### The input
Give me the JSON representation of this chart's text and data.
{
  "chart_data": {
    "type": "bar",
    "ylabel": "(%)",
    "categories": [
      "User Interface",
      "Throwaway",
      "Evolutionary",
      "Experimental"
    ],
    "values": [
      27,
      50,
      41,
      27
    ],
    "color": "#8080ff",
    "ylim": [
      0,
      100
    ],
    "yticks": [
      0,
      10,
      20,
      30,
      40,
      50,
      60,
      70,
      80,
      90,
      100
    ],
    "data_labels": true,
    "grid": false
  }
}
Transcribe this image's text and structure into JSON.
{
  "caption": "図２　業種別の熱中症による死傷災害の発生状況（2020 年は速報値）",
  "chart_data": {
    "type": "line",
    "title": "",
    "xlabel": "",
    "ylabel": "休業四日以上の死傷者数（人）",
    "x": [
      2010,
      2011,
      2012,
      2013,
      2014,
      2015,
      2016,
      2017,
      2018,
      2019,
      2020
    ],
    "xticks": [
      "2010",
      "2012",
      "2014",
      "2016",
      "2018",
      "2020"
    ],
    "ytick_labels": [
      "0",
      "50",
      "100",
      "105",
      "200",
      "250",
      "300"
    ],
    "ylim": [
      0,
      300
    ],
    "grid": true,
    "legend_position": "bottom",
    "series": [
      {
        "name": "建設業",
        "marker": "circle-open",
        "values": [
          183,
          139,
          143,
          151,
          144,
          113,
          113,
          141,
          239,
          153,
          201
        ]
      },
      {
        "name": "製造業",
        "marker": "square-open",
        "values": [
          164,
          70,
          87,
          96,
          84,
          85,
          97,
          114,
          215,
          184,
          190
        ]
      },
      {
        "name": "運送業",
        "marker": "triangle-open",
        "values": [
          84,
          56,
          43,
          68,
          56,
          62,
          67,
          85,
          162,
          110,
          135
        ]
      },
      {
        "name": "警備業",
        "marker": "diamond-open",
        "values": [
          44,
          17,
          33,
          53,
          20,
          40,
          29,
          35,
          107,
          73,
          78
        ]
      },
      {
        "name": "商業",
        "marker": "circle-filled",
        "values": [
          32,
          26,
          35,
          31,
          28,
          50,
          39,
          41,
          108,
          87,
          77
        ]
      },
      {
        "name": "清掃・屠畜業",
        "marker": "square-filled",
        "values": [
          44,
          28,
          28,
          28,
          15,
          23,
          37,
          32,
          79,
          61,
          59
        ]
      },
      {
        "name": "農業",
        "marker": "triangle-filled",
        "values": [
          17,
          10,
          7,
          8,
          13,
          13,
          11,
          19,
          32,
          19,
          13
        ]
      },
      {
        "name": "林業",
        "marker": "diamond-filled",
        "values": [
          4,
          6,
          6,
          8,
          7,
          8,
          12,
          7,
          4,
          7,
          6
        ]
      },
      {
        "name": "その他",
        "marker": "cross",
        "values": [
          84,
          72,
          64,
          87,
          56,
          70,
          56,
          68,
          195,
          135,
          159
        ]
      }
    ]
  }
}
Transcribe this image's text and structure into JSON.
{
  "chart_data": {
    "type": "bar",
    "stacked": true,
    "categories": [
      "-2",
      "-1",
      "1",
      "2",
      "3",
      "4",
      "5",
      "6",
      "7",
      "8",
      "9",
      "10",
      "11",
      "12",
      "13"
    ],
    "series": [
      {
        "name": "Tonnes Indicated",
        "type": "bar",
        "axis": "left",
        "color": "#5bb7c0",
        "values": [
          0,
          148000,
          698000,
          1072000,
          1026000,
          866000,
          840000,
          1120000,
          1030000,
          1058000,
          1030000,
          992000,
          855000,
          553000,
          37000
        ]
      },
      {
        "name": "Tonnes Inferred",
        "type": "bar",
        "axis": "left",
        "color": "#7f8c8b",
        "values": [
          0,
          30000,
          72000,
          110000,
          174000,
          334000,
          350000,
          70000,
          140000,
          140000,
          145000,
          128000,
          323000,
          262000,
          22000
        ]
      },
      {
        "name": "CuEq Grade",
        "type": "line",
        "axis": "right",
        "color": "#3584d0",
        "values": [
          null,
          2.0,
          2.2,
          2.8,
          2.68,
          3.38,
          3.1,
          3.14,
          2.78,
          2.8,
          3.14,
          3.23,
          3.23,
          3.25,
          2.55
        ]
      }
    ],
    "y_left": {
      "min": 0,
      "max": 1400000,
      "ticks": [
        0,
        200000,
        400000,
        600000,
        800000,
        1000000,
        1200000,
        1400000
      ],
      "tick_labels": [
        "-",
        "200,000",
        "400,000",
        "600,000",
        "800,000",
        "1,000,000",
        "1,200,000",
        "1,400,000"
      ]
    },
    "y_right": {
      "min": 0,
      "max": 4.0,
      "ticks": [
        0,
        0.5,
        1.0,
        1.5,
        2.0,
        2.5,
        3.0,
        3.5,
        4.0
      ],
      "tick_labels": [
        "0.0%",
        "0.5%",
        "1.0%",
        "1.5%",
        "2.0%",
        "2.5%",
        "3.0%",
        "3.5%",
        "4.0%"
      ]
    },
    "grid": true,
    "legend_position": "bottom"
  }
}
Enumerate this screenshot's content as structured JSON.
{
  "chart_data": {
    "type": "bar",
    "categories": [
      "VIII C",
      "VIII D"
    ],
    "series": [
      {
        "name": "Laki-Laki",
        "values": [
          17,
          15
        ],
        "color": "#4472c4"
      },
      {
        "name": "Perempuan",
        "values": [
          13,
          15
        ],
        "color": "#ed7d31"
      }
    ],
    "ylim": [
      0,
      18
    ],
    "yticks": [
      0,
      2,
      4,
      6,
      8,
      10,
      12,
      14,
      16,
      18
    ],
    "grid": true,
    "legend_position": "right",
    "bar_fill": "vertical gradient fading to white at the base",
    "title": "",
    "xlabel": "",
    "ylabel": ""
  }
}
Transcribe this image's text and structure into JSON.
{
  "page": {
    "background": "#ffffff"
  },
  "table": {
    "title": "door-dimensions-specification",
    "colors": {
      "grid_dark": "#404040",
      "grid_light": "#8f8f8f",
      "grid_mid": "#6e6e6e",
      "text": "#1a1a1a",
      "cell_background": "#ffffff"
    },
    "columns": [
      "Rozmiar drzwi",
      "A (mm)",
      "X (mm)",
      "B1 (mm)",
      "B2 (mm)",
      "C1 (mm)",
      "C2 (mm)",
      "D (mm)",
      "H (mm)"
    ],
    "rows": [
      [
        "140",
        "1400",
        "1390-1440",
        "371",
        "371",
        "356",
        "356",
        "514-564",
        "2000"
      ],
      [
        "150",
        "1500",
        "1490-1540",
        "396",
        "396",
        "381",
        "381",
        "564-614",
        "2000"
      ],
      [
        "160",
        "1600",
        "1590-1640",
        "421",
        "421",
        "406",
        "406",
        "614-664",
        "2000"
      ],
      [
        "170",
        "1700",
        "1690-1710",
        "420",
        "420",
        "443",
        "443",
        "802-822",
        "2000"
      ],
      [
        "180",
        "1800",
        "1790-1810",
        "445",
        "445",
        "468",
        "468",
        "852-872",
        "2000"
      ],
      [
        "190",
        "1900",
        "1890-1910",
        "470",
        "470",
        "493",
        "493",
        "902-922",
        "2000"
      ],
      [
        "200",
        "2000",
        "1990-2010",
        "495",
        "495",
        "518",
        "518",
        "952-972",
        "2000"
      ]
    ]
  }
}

### What to work on
Say how many lines in the records hold the string "triangle", and say nothing else.

### Task solution
2